Set down the final stretch of the data, from the line that holds "Enumerate this screenshot's" through the last line, both included, with pictures left out.

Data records

⟨

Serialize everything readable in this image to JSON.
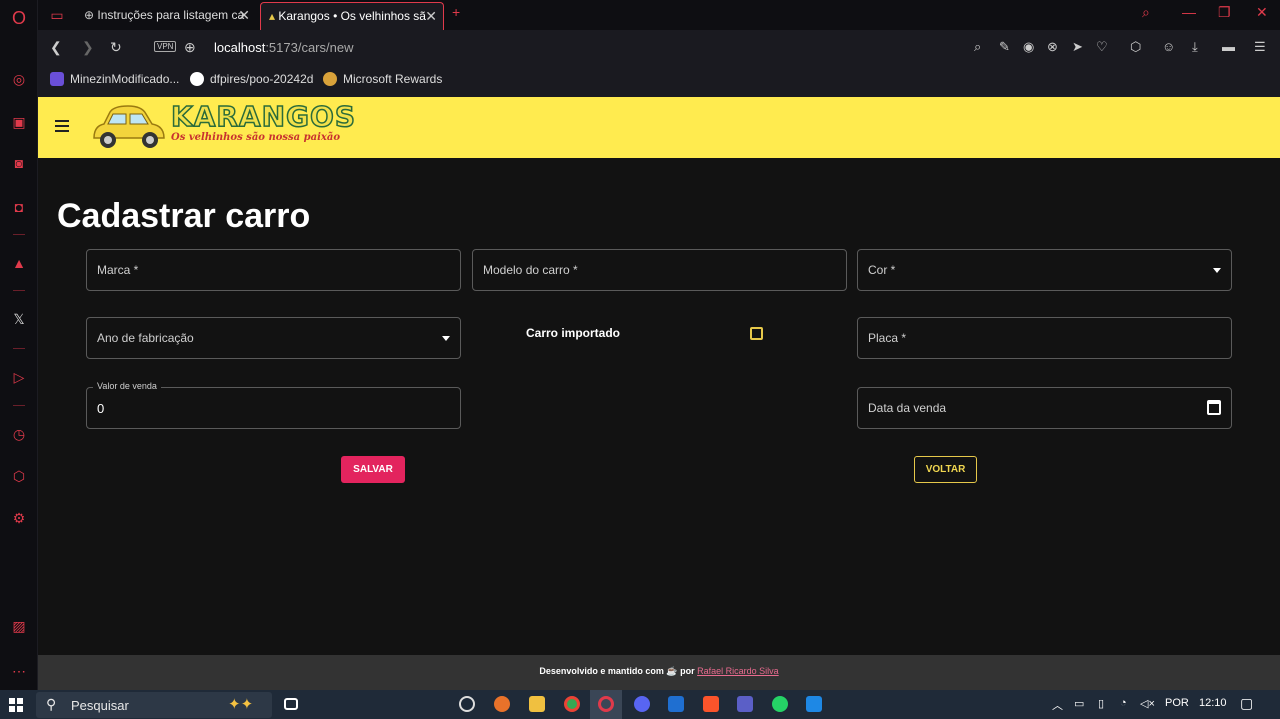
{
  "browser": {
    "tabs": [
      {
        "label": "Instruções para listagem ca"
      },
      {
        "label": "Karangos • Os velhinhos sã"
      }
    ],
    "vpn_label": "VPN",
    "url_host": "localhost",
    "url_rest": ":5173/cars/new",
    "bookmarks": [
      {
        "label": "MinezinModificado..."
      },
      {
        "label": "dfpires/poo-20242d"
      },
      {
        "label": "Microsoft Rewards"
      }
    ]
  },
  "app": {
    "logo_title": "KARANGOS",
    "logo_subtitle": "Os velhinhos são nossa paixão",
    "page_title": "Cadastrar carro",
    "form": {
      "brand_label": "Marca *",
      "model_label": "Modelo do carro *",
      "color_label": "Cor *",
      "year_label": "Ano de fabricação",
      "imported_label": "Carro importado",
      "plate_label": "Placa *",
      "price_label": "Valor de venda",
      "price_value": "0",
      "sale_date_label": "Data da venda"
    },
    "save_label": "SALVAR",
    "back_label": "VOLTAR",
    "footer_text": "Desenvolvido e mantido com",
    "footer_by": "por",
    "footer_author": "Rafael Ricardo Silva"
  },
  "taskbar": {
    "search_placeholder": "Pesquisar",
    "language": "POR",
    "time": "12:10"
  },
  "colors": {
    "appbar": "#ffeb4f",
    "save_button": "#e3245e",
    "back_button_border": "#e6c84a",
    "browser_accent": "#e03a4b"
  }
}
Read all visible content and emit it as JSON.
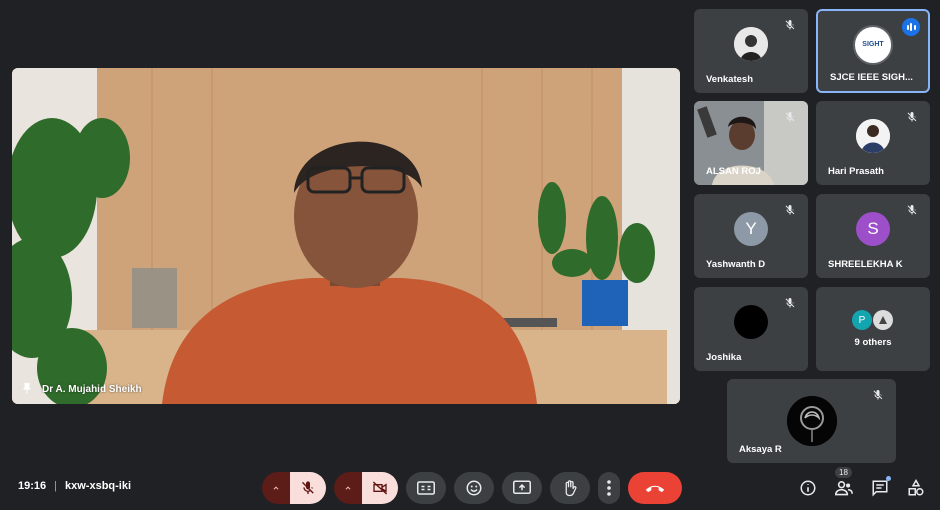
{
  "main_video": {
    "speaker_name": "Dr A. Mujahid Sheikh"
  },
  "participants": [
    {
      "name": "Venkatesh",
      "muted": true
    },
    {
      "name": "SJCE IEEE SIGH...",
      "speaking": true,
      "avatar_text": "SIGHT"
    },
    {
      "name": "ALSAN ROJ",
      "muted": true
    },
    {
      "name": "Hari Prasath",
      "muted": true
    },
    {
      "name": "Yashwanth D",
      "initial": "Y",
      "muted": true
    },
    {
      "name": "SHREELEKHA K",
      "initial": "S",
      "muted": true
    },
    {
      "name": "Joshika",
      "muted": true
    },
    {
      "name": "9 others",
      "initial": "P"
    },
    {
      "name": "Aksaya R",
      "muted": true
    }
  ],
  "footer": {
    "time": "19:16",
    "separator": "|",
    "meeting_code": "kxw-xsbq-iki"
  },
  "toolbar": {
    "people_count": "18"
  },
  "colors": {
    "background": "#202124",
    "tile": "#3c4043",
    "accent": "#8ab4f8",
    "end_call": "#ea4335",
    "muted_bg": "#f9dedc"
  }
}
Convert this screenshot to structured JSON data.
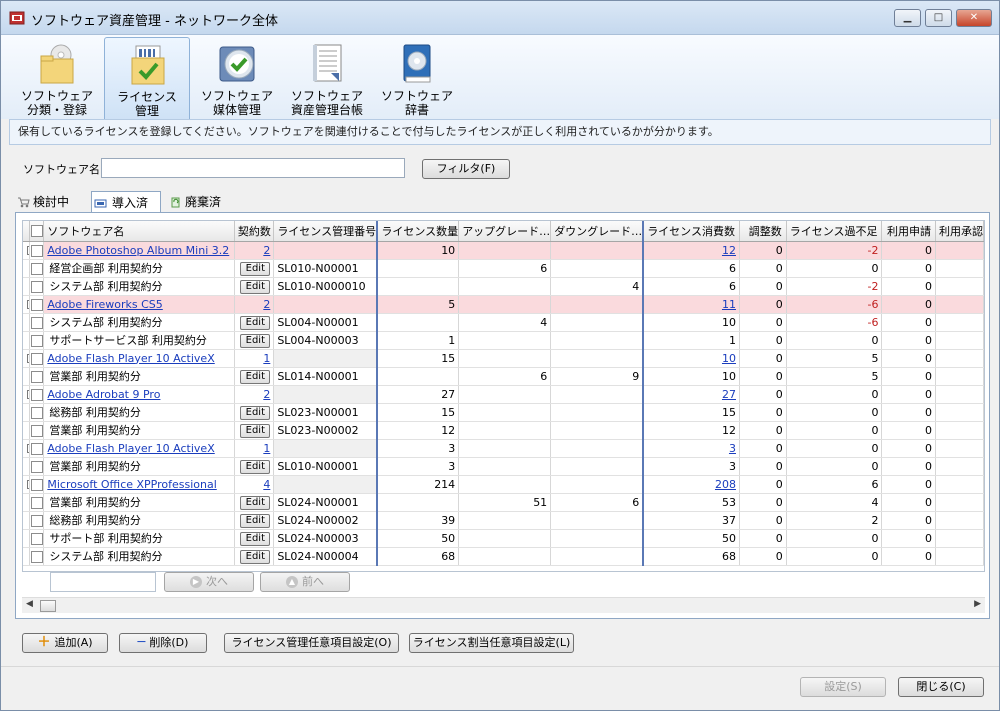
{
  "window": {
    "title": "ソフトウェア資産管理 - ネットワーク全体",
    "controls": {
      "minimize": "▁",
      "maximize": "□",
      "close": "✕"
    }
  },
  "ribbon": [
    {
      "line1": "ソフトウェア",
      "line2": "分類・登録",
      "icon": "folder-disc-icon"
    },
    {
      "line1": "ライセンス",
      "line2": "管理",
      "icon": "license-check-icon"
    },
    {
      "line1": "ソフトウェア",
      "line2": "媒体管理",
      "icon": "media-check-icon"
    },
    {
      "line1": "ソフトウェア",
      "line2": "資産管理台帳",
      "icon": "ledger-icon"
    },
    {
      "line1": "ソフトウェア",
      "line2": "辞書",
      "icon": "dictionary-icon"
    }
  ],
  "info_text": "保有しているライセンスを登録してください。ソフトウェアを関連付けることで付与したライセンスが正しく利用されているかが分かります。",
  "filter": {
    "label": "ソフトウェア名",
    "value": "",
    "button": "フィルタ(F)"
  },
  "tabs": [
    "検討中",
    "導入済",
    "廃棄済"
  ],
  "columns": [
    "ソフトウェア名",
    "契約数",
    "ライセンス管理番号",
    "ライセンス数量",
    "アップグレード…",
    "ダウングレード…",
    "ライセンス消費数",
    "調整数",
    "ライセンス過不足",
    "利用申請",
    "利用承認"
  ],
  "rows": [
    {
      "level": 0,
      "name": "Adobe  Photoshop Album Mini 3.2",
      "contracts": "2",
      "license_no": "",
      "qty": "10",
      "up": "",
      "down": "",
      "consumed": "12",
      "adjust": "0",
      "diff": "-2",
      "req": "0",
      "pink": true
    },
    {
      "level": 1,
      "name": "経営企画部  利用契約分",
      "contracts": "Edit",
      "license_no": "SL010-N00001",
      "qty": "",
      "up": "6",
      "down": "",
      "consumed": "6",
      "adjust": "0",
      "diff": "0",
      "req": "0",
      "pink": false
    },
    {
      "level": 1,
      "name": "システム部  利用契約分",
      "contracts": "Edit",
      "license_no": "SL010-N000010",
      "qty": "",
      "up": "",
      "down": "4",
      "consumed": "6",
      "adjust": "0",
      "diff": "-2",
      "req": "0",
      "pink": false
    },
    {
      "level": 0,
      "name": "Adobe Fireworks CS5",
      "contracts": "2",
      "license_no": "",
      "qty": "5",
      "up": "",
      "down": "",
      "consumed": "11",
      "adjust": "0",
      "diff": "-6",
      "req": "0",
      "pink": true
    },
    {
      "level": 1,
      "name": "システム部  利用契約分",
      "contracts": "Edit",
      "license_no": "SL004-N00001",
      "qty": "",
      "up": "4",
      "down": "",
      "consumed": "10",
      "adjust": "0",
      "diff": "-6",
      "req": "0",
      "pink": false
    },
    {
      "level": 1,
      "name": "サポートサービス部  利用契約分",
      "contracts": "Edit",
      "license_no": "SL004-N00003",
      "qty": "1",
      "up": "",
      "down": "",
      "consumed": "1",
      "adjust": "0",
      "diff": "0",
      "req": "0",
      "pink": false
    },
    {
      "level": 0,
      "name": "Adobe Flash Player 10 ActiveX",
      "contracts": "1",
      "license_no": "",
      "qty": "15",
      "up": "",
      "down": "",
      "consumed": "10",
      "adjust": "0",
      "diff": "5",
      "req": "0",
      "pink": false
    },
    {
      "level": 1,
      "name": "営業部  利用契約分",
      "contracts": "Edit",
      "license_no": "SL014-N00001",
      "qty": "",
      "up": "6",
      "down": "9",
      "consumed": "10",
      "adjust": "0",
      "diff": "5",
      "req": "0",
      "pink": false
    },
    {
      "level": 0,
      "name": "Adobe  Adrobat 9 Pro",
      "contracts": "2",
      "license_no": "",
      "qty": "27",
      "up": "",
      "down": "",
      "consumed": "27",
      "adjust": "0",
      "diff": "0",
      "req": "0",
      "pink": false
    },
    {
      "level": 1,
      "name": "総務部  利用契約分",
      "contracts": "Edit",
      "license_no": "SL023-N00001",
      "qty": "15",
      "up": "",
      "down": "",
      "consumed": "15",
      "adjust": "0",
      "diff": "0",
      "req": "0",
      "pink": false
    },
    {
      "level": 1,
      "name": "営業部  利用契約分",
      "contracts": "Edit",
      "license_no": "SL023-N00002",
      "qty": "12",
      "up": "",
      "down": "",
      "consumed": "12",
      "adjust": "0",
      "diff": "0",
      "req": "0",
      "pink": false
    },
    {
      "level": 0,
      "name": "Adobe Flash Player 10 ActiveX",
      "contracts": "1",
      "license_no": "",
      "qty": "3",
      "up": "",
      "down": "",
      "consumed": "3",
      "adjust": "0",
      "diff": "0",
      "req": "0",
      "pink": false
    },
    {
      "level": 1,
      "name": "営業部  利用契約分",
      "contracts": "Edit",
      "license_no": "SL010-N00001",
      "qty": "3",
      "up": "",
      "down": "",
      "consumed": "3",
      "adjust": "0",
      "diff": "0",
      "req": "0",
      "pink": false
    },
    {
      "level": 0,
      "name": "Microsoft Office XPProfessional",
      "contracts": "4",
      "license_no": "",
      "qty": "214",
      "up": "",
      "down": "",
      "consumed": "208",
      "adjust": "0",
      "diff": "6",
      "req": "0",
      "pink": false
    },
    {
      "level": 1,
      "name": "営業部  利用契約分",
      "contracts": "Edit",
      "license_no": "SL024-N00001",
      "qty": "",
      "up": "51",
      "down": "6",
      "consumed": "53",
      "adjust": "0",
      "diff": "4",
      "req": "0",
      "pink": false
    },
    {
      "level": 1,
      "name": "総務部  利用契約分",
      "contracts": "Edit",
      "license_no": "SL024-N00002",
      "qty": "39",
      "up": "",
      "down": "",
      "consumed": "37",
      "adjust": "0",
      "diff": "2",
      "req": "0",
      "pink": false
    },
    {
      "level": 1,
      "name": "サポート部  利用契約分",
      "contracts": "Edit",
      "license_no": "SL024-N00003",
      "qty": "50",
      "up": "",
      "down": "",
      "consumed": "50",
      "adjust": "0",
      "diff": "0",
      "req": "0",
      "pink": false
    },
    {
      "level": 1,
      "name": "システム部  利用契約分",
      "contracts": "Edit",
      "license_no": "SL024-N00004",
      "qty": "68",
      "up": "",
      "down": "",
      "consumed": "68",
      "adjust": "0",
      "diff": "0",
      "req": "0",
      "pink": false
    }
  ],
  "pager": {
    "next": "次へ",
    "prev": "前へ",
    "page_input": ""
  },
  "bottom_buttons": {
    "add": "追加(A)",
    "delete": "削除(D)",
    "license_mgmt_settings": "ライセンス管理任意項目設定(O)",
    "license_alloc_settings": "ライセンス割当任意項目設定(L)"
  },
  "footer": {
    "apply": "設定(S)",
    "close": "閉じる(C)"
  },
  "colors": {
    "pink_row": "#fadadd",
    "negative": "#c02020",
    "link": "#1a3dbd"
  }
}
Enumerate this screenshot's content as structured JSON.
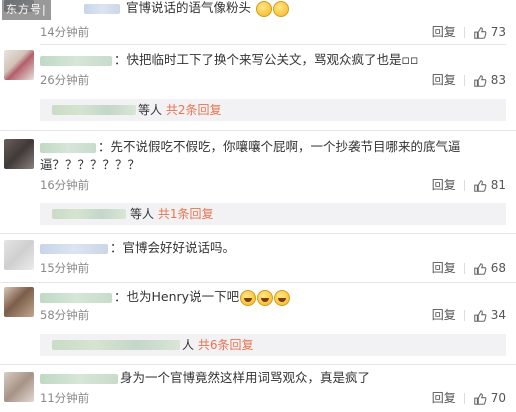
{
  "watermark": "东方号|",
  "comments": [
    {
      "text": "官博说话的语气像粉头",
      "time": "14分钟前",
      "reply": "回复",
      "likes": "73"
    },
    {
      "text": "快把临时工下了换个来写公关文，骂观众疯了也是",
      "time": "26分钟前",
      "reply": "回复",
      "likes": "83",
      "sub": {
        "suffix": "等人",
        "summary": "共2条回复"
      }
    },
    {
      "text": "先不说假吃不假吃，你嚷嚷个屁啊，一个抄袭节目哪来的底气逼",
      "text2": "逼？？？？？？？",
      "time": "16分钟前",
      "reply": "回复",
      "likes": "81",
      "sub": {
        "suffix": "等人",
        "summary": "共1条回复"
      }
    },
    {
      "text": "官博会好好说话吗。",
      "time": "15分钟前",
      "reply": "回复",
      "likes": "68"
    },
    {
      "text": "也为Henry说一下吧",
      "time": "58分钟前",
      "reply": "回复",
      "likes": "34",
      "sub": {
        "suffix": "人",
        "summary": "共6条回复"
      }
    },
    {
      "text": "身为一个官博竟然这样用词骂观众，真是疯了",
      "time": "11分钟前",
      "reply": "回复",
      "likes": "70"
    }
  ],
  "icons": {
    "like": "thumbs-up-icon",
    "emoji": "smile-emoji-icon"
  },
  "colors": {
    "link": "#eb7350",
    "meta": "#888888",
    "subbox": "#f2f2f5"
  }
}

⟩

THE COMPLETED TASK:
Enumerate this screenshot's content as structured JSON.
{
  "watermark": "东方号|",
  "comments": [
    {
      "text": "官博说话的语气像粉头",
      "time": "14分钟前",
      "reply": "回复",
      "likes": "73"
    },
    {
      "text": "快把临时工下了换个来写公关文，骂观众疯了也是",
      "time": "26分钟前",
      "reply": "回复",
      "likes": "83",
      "sub": {
        "suffix": "等人",
        "summary": "共2条回复"
      }
    },
    {
      "text": "先不说假吃不假吃，你嚷嚷个屁啊，一个抄袭节目哪来的底气逼",
      "text2": "逼？？？？？？？",
      "time": "16分钟前",
      "reply": "回复",
      "likes": "81",
      "sub": {
        "suffix": "等人",
        "summary": "共1条回复"
      }
    },
    {
      "text": "官博会好好说话吗。",
      "time": "15分钟前",
      "reply": "回复",
      "likes": "68"
    },
    {
      "text": "也为Henry说一下吧",
      "time": "58分钟前",
      "reply": "回复",
      "likes": "34",
      "sub": {
        "suffix": "人",
        "summary": "共6条回复"
      }
    },
    {
      "text": "身为一个官博竟然这样用词骂观众，真是疯了",
      "time": "11分钟前",
      "reply": "回复",
      "likes": "70"
    }
  ],
  "icons": {
    "like": "thumbs-up-icon",
    "emoji": "smile-emoji-icon"
  },
  "colors": {
    "link": "#eb7350",
    "meta": "#888888",
    "subbox": "#f2f2f5"
  }
}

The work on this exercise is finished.